My peers are hardly technophobes. They’re willing to try anything on the computer, and incredibly, it seems like almost half of my peers are blogging. But blogging seems to have reached critical mass in Kate’s age bracket, because it seems like the vast majority of them are doing it. Teenagers are like little pressure cookers of social communication. Find a new way to plug them in, and their excess of social energy will fill the new channel to the gills.

But blogging seems to be gaining traction in other segments too. Older folks don’t seem to have the patience for instant messaging, if that makes any sense. You need to sit in front of the computer for hours, and respond in a timely fashion to other people. Blogging on the other hand, removes the pressure to respond entirely. It gives grown-ups what they seem to crave most in entertainment: the ability to walk out the door half way through.

And really, blogs are geared towards casual and distant acquantences. I don’t blog for the people I see every day, and I don’t generally read the blogs of people I see every day. It’s a way to connect with people you rarely see, and don’t have the time or the social warrant to call, IM or email. It’s a way to keep up with people you might not otherwise keep up through the normal channels. Like alumni bio updates on crack.

So to the naysayers, who thing blogging is self-aggrandizing voyeurism, I must heartily disagree. It’s another medium of communication, like the phone, the post, email, instant messaging, text messaging, and telegrams. Another medium, another set of parameters, another set of uses. It keeps me closer to loved ones, and it keeps more of the world at my arms’ reach. And perhaps most importantly, it jogs my memories, which seem to fade all together too quickly.

Innerlogue

Does our inner monologue really change that much as we grow older, or do we just get better and better at hiding it from people? Perhaps the need to share stupid ideas just slowly dies.

I think most people will agree that everyone has stupid thoughts. What sets stupid people apart is that they fail to stop themselves from sharing them. So do older people really stop having asinine thoughts, or do they just master the art of seeming pragmatic by not needing to verbalize them?

Retro stylin’

It might look like there is a problem with my web page, but it’s not a problem at all. I am working on reverting it to a sweet retro style. And when I say retro, I don’t mean tailfins and poodleskirts, I mean #333 background, giant black Times New Roman headings, animated horizontal rules and all. Of course, I don’t want to sacrifice readability or usability, so we’ll see how retro it gets.

Bedding racket

I’d like to complain for a minute about this thing called “Bed in a Bag”. First off, let me point out that there’s no goddamn bed in that bag. That’s obvious by looking at it, but I just wanted to point out how overt the falseness of advertising actually is.

More relevantly, I’d like to highlight the slogan on almost every “Bed in a Bag,” which promises you’ll find “everything you need” to make your bed, right in the bag. Everything, that is, except say some pillows, which will set you back at least $20 a pop to get ones that aren’t complete arse. And much more if you don’t want to lay your head on something that feels like the governor of california’s abs.

“Everything you need” also doesn’t include, say, a matress pad, which will set you back another $20 at the very least. So the contents of the bag costs approximately as much as what they left out. What’s that all about?

How many journal entries can I write about bedding?

wireless

I am writing this from the freaking Verizon store in Bloomington, on a freaking cell phone! How cool is that? Roommate Josh is transacting at the moment, so I am playing with phones.

I did the Habitat for Humanity tour today, which was good. They seem to do a lot for the community. Am volunteering next Saturday.

Also got a light for the bike today. Time to enter the dangerous world of nightriding. w00t.

Alright. Josh looks nearly finished. Let’s save this thing. Wireless web is cool.

### Data supplied
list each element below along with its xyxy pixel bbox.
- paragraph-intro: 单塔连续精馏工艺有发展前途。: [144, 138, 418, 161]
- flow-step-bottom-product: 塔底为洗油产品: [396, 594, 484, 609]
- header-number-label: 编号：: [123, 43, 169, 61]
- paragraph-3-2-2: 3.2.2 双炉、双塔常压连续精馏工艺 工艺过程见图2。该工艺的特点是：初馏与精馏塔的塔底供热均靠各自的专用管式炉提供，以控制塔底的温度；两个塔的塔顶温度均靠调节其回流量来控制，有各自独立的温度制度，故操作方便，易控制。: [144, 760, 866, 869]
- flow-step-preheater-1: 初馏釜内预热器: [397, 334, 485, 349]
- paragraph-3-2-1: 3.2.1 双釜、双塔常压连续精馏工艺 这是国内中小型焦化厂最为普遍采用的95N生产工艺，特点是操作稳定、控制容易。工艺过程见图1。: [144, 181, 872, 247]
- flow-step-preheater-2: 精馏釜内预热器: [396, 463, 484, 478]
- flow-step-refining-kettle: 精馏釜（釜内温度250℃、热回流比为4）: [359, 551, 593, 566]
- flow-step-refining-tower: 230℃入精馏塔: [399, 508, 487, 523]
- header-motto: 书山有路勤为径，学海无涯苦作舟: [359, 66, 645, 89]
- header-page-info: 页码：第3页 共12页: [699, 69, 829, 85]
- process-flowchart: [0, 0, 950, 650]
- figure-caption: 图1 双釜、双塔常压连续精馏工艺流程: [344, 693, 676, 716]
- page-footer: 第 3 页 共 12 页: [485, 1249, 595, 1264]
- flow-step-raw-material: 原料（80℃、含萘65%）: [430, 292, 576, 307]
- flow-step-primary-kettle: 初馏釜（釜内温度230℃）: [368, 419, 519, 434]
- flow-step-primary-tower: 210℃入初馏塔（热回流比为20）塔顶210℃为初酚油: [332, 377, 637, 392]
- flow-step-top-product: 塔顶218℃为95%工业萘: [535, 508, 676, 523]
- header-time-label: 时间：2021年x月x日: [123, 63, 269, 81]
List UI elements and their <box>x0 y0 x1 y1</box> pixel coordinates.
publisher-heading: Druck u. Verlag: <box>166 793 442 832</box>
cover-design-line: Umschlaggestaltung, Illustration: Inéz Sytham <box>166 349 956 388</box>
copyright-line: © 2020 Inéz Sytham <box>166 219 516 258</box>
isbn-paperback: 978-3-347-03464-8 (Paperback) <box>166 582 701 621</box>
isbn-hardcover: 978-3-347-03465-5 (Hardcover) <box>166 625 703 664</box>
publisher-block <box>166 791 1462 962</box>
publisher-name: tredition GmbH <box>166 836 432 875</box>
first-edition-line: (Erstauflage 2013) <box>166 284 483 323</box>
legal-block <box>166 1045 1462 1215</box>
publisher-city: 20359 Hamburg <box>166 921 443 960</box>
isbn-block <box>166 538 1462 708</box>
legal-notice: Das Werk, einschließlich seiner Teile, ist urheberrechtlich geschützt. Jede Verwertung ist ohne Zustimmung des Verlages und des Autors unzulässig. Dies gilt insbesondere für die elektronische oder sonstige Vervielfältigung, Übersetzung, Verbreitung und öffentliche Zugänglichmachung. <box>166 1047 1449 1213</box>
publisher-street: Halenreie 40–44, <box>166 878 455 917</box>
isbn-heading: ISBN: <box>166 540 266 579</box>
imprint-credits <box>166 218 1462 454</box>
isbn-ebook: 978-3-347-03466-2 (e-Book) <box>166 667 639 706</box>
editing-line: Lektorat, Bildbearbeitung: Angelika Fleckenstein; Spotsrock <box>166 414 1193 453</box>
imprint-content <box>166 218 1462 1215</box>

### Actions to take
1) Reproduce word for word the part of the blog excerpt from "So to the naysayers, who" up to and including "together too quickly.".
2) In the blog excerpt, where is the writer posting the "wireless" entry from?
The entries above are drawn from a separate source.

### Answers to the problems
1)
So to the naysayers, who thing blogging is self-aggrandizing voyeurism, I must heartily disagree. It’s another medium of communication, like the phone, the post, email, instant messaging, text messaging, and telegrams. Another medium, another set of parameters, another set of uses. It keeps me closer to loved ones, and it keeps more of the world at my arms’ reach. And perhaps most importantly, it jogs my memories, which seem to fade all together too quickly.

2) The Verizon store in Bloomington, on a cell phone.